| WORK TO DO |
Each line below must be set down exactly; omit any image you find.

+++

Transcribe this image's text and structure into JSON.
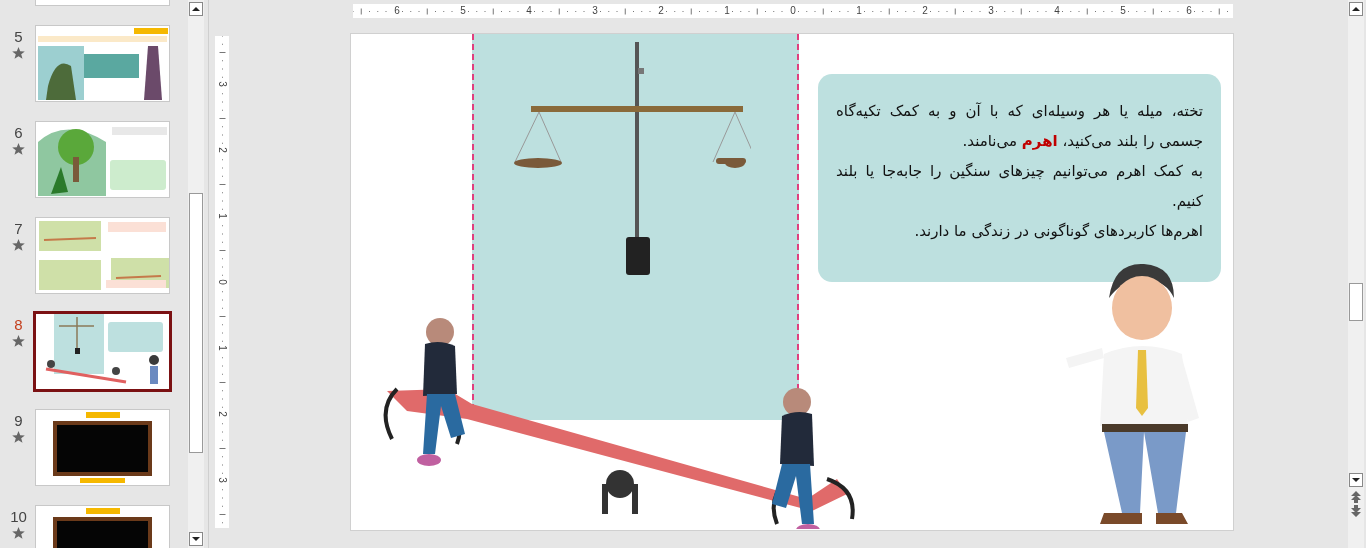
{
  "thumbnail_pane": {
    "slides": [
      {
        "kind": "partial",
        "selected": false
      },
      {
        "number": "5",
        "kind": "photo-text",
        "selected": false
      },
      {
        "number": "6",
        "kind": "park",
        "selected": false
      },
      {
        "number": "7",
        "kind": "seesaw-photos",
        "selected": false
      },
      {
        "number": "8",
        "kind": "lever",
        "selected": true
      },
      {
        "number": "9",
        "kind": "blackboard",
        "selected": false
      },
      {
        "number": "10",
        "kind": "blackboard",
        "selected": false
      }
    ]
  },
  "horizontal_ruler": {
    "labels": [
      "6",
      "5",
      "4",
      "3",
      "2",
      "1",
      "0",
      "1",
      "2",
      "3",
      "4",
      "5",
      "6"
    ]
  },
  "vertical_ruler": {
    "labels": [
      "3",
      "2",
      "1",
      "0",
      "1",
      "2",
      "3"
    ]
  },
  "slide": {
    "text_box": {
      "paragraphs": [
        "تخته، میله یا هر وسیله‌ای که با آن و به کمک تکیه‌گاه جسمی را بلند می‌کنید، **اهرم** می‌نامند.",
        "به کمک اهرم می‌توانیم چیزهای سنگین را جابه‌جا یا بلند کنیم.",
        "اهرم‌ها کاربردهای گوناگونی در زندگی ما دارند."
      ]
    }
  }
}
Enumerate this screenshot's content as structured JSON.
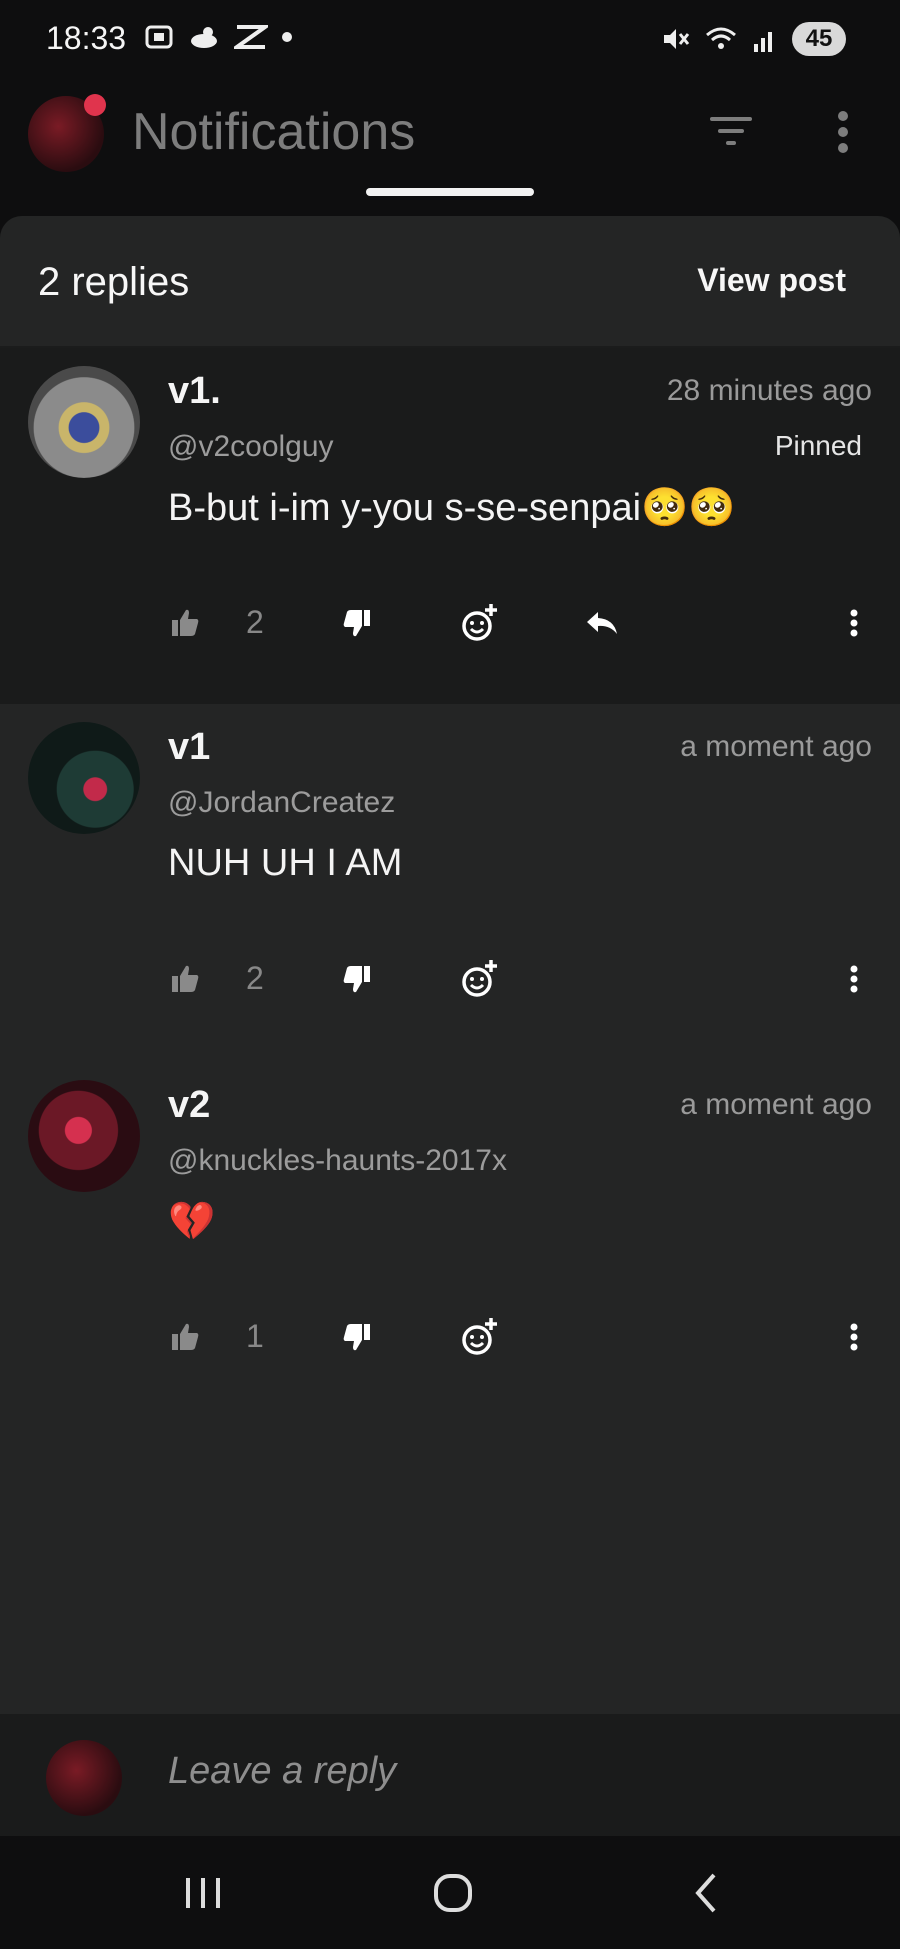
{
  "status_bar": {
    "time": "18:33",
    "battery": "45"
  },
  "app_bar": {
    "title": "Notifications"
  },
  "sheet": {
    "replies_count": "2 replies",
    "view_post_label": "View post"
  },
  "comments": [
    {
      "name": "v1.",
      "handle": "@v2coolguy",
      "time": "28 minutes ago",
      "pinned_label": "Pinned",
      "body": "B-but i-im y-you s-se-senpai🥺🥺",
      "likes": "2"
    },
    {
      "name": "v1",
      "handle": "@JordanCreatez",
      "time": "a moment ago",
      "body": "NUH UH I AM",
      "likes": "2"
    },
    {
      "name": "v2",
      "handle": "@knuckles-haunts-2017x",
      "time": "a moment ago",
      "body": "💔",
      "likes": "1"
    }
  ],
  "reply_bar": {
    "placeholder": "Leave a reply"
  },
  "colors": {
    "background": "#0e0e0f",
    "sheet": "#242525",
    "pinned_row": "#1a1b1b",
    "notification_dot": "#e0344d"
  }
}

+++

| ANSWER TO THIS TASK |
Transcribe this image's text and structure into JSON.
{
  "thumbnail_pane": {
    "slides": [
      {
        "kind": "partial",
        "selected": false
      },
      {
        "number": "5",
        "kind": "photo-text",
        "selected": false
      },
      {
        "number": "6",
        "kind": "park",
        "selected": false
      },
      {
        "number": "7",
        "kind": "seesaw-photos",
        "selected": false
      },
      {
        "number": "8",
        "kind": "lever",
        "selected": true
      },
      {
        "number": "9",
        "kind": "blackboard",
        "selected": false
      },
      {
        "number": "10",
        "kind": "blackboard",
        "selected": false
      }
    ]
  },
  "horizontal_ruler": {
    "labels": [
      "6",
      "5",
      "4",
      "3",
      "2",
      "1",
      "0",
      "1",
      "2",
      "3",
      "4",
      "5",
      "6"
    ]
  },
  "vertical_ruler": {
    "labels": [
      "3",
      "2",
      "1",
      "0",
      "1",
      "2",
      "3"
    ]
  },
  "slide": {
    "text_box": {
      "paragraphs": [
        "تخته، میله یا هر وسیله‌ای که با آن و به کمک تکیه‌گاه جسمی را بلند می‌کنید، **اهرم** می‌نامند.",
        "به کمک اهرم می‌توانیم چیزهای سنگین را جابه‌جا یا بلند کنیم.",
        "اهرم‌ها کاربردهای گوناگونی در زندگی ما دارند."
      ]
    }
  }
}
Enumerate this screenshot's content as structured JSON.
{
  "status_bar": {
    "time": "18:33",
    "battery": "45"
  },
  "app_bar": {
    "title": "Notifications"
  },
  "sheet": {
    "replies_count": "2 replies",
    "view_post_label": "View post"
  },
  "comments": [
    {
      "name": "v1.",
      "handle": "@v2coolguy",
      "time": "28 minutes ago",
      "pinned_label": "Pinned",
      "body": "B-but i-im y-you s-se-senpai🥺🥺",
      "likes": "2"
    },
    {
      "name": "v1",
      "handle": "@JordanCreatez",
      "time": "a moment ago",
      "body": "NUH UH I AM",
      "likes": "2"
    },
    {
      "name": "v2",
      "handle": "@knuckles-haunts-2017x",
      "time": "a moment ago",
      "body": "💔",
      "likes": "1"
    }
  ],
  "reply_bar": {
    "placeholder": "Leave a reply"
  },
  "colors": {
    "background": "#0e0e0f",
    "sheet": "#242525",
    "pinned_row": "#1a1b1b",
    "notification_dot": "#e0344d"
  }
}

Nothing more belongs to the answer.